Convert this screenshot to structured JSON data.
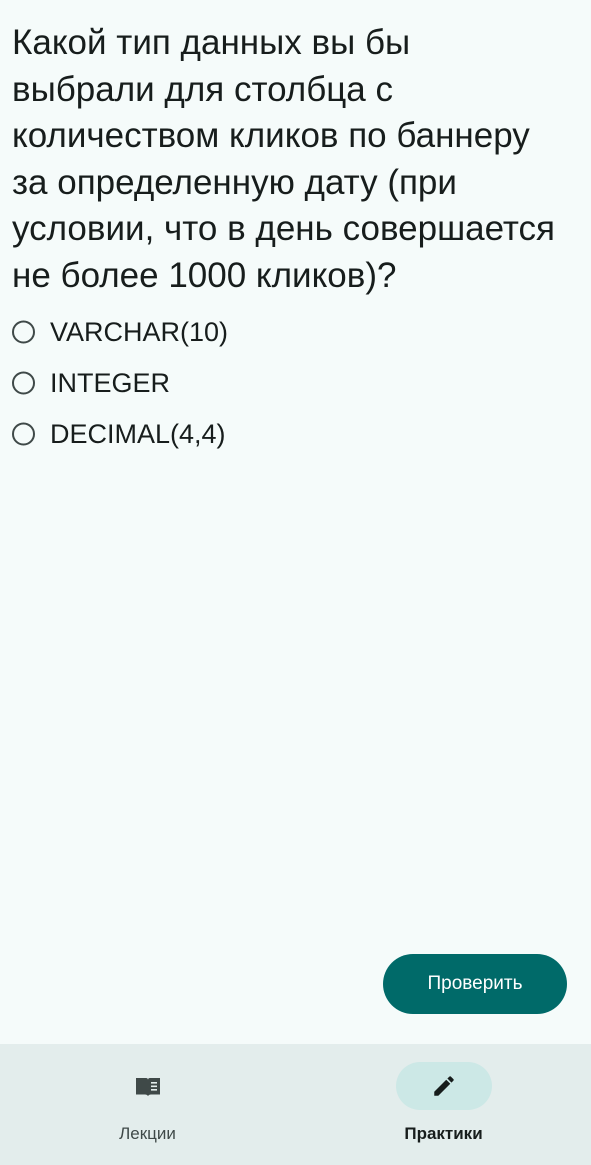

...

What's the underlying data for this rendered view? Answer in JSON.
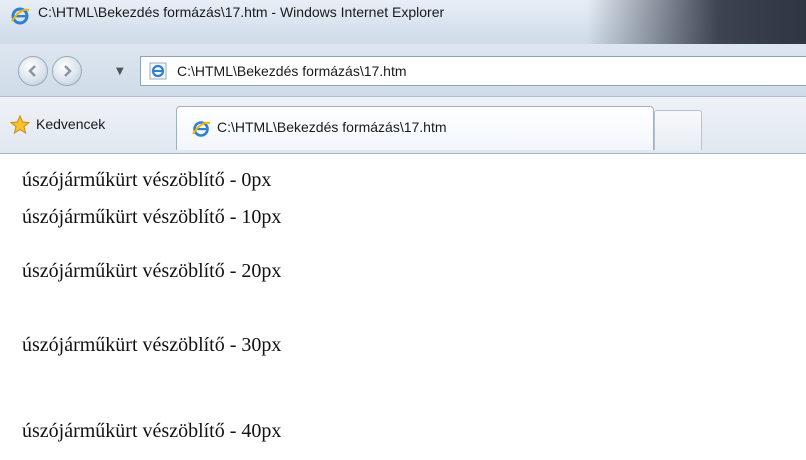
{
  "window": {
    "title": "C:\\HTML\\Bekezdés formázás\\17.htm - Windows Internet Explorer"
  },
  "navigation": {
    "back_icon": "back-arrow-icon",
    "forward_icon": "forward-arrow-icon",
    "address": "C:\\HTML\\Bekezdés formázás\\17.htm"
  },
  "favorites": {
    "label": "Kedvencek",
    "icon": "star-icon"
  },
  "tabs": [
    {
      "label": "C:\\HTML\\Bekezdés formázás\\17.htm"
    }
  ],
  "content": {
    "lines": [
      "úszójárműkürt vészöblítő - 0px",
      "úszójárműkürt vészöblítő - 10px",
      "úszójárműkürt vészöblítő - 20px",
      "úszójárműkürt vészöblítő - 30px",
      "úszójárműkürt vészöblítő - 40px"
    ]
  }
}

--

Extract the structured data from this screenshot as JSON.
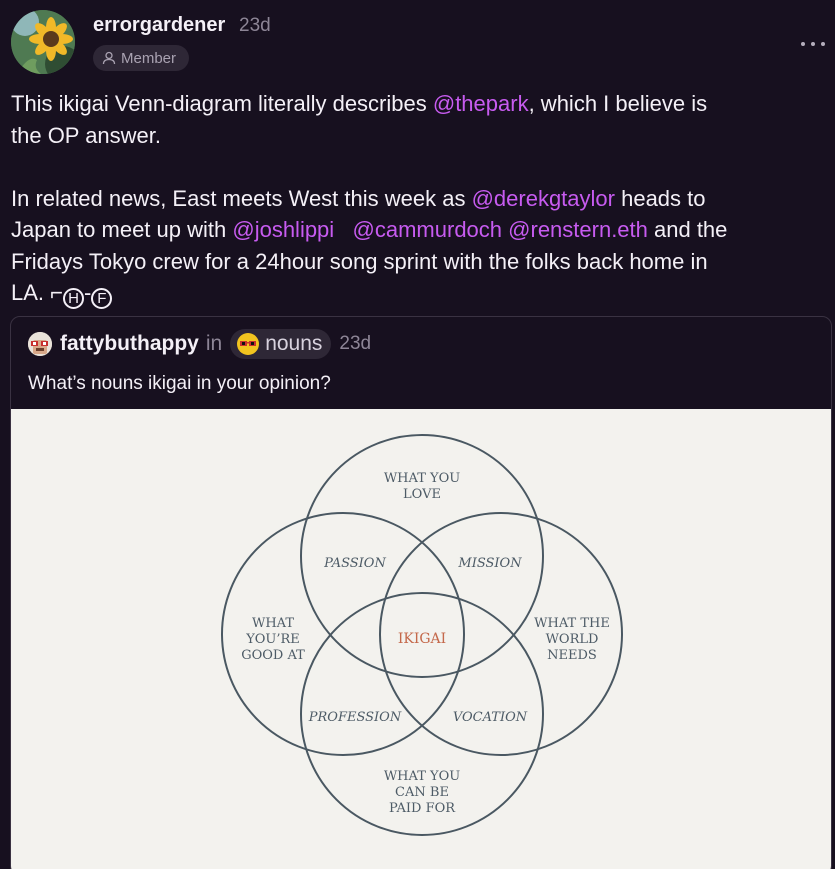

- _TO DO_: Filter the records down to the lines that contain the string "structured", and copy those lines.

- _SOLUTION BELOW_:
Convert this screenshot to structured JSON data.
Extract the structured data from this screenshot as JSON.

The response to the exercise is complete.